SET EXERCISE
Where the word "thức" occurs in a line, return that line.

--- Start PROVIDED ENTRIES ---

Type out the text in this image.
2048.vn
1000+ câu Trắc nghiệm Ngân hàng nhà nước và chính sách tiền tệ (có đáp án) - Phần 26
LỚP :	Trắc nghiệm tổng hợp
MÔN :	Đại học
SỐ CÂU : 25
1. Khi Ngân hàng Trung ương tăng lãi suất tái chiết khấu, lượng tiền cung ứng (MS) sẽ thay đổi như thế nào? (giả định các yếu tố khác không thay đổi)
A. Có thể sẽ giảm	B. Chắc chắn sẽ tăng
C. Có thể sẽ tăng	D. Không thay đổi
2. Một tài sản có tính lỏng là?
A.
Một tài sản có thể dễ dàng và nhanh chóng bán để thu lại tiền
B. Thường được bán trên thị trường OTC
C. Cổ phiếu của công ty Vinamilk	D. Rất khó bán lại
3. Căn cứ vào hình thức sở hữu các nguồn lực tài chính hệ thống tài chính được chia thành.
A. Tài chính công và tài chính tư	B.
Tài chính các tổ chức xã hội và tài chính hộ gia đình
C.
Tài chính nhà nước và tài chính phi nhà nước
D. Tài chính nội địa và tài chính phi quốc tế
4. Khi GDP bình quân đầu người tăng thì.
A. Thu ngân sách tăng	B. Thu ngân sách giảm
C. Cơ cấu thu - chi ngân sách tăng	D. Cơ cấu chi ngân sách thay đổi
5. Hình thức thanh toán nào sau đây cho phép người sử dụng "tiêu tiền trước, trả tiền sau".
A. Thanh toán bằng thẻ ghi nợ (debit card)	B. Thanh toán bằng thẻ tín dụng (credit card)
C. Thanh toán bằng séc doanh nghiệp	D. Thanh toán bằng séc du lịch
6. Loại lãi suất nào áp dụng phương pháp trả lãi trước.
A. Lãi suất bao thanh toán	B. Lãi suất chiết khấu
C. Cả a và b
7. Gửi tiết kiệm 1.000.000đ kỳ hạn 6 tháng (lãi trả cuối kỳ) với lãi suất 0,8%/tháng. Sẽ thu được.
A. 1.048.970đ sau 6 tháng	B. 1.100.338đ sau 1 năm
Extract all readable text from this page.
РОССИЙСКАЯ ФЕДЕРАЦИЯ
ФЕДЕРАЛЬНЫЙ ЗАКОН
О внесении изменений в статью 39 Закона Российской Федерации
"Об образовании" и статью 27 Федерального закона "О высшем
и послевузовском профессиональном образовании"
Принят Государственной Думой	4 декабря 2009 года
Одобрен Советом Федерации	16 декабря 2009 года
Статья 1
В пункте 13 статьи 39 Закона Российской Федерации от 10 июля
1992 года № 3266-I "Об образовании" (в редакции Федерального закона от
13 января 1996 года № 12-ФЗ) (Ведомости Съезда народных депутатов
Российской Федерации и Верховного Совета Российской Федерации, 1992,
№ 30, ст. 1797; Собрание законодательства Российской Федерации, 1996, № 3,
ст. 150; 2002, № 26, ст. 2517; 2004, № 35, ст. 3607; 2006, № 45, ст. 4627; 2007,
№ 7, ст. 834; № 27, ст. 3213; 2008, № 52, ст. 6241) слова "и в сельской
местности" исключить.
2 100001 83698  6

--- End PROVIDED ENTRIES ---
--- Start PROVIDED ENTRIES ---

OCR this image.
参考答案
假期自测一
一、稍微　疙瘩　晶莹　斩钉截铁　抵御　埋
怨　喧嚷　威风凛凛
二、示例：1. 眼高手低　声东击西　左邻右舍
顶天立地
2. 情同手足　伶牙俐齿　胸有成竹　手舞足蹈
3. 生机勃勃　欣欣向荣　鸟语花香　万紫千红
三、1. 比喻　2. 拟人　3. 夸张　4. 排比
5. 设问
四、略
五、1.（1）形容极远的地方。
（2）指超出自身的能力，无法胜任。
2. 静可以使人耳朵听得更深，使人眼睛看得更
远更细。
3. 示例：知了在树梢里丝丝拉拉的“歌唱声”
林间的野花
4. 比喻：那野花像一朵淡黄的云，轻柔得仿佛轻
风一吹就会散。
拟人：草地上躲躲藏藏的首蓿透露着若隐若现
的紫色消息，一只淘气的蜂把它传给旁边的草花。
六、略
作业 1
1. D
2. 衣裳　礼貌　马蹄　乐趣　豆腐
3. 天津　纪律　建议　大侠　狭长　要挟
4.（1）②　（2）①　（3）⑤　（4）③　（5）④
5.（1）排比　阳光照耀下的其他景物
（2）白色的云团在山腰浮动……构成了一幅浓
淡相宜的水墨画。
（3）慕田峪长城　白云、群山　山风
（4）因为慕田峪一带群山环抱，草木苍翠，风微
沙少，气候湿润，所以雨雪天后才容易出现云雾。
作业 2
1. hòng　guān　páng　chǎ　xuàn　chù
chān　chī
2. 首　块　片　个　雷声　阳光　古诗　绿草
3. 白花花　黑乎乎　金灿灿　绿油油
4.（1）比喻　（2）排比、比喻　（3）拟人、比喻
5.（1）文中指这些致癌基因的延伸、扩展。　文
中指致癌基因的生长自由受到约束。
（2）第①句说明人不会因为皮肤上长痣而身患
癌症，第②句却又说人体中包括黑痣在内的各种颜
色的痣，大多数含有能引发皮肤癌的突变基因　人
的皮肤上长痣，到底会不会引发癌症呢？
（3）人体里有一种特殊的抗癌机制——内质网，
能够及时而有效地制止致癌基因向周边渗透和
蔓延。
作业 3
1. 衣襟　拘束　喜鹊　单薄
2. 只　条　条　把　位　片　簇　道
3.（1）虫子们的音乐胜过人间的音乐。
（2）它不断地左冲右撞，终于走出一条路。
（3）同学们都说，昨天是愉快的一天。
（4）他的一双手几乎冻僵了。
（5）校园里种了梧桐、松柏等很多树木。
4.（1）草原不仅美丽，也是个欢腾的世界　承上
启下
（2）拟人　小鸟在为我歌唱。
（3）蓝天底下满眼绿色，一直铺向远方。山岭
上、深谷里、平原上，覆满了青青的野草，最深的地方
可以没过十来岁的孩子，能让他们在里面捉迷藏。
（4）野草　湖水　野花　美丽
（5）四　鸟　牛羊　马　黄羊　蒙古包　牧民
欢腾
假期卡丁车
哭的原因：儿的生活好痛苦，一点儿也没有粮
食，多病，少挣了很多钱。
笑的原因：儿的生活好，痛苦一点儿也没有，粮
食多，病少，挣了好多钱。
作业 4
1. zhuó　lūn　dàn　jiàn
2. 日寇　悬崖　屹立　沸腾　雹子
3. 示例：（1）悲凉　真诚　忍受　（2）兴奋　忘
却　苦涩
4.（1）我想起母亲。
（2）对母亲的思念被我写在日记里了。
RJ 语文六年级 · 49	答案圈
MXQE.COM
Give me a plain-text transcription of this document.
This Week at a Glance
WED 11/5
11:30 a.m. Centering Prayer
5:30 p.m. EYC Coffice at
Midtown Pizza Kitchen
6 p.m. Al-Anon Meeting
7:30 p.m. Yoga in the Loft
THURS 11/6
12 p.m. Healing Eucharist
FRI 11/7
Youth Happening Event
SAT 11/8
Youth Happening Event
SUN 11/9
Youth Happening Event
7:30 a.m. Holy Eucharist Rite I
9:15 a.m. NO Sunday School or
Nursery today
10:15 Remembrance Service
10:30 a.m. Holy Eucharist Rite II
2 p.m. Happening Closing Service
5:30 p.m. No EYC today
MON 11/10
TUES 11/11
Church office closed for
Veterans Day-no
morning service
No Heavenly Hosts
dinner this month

--- End PROVIDED ENTRIES ---

FINISHED ANSWER
3. Căn cứ vào hình thức sở hữu các nguồn lực tài chính hệ thống tài chính được chia thành.
5. Hình thức thanh toán nào sau đây cho phép người sử dụng "tiêu tiền trước, trả tiền sau".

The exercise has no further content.